What you should do | Pick out the lines in the listing below that contain the word "models" and copy them.

Records supplied |
○ ○ ○ ○ ○ ○ ○

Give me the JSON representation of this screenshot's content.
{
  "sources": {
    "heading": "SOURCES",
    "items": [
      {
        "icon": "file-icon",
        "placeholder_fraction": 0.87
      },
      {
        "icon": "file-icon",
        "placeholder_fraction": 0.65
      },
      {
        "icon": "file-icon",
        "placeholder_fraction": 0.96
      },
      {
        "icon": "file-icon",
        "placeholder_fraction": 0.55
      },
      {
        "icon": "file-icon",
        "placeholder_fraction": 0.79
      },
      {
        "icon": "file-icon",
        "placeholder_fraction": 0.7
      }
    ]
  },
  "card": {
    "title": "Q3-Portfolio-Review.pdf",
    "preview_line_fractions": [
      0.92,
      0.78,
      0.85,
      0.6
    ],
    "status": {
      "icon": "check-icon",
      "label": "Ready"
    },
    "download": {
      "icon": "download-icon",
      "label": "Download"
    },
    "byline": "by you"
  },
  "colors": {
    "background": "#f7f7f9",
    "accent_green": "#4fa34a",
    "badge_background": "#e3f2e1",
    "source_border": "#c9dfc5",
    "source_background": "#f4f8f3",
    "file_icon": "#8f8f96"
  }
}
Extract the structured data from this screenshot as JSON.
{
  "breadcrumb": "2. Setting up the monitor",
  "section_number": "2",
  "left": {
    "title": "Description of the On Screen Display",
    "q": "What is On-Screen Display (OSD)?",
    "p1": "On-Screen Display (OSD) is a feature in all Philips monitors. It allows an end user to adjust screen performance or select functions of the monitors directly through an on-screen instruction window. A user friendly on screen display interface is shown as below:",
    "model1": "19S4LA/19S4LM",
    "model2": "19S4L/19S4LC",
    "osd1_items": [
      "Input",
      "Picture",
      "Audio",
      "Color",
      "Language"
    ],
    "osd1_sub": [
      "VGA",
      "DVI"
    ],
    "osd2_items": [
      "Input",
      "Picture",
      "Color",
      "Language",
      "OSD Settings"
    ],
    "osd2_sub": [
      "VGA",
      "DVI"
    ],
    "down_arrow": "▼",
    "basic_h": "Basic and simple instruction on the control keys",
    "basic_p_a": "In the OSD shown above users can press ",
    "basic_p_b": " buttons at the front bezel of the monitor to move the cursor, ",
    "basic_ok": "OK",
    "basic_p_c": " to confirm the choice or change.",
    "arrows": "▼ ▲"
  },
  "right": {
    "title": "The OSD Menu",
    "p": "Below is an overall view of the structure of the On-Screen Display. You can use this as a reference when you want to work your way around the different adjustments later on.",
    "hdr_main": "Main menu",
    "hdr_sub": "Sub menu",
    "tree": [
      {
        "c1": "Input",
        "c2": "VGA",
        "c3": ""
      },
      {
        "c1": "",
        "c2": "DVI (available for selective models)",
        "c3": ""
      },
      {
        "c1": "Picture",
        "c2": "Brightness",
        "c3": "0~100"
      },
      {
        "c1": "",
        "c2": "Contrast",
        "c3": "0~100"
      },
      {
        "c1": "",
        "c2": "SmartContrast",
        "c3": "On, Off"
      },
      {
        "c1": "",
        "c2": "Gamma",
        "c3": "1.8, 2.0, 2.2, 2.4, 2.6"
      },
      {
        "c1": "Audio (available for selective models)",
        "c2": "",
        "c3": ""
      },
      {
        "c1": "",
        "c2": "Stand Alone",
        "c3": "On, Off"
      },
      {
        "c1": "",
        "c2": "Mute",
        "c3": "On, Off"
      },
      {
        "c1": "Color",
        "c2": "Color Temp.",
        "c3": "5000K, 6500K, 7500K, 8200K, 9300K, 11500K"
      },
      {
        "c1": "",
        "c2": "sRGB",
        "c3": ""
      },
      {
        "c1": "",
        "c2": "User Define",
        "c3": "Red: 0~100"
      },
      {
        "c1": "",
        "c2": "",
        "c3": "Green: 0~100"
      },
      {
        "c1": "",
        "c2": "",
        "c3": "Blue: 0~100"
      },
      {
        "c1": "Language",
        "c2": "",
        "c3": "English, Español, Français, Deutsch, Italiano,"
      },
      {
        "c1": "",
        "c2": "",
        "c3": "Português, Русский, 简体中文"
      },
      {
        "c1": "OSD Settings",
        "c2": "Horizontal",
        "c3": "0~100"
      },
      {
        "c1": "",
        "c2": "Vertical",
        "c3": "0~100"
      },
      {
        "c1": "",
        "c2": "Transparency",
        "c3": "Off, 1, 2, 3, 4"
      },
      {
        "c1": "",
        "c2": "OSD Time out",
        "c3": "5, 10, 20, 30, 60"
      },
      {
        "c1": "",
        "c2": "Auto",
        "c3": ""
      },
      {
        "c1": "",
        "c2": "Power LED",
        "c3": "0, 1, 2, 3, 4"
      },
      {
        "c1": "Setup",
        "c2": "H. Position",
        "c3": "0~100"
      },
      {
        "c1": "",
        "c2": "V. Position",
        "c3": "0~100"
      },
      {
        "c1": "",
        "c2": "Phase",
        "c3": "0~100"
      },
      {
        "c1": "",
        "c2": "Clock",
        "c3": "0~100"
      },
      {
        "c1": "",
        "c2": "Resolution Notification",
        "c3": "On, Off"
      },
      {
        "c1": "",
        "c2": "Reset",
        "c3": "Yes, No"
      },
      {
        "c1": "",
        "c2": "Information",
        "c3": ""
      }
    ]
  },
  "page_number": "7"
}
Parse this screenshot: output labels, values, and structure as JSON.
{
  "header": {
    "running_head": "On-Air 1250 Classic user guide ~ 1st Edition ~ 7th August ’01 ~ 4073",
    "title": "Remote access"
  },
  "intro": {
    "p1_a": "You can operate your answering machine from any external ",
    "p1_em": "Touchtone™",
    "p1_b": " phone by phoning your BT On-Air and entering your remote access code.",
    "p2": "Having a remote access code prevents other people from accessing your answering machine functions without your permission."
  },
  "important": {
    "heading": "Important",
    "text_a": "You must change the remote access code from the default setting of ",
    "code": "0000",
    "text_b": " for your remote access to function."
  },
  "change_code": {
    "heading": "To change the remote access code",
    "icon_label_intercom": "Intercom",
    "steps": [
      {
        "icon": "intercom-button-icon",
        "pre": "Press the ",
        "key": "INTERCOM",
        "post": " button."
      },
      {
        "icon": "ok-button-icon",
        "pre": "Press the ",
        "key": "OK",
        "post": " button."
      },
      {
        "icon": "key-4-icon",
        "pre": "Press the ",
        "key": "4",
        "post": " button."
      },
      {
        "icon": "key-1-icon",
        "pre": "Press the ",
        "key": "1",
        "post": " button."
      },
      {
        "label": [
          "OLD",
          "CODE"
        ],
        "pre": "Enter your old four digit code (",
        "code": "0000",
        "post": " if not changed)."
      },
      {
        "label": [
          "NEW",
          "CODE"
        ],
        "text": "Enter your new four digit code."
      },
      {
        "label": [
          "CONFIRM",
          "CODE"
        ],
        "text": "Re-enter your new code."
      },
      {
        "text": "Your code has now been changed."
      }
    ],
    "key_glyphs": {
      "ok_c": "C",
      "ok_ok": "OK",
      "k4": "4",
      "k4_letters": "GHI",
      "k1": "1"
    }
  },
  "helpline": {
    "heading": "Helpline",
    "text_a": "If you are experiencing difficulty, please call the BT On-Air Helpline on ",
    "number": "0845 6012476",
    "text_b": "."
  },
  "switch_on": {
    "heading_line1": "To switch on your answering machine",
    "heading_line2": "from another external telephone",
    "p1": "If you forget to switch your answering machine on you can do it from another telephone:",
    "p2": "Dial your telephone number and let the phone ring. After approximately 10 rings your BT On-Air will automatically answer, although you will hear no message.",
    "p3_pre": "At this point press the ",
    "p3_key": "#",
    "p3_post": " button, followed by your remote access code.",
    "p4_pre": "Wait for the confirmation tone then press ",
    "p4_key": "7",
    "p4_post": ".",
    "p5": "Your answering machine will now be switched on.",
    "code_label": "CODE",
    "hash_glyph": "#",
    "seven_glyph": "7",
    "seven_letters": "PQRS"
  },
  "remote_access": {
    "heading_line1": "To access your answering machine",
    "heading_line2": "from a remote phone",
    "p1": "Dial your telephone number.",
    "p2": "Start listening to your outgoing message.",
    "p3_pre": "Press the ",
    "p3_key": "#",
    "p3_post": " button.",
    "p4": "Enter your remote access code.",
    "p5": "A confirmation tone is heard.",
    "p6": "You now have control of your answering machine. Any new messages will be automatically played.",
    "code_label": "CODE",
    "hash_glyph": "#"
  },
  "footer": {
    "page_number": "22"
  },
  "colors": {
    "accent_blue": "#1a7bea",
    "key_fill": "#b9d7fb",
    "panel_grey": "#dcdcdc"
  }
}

○ ○ ○ ○ ○ ○ ○

Finished exercise |
        "c2": "DVI (available for selective models)",
        "c1": "Audio (available for selective models)",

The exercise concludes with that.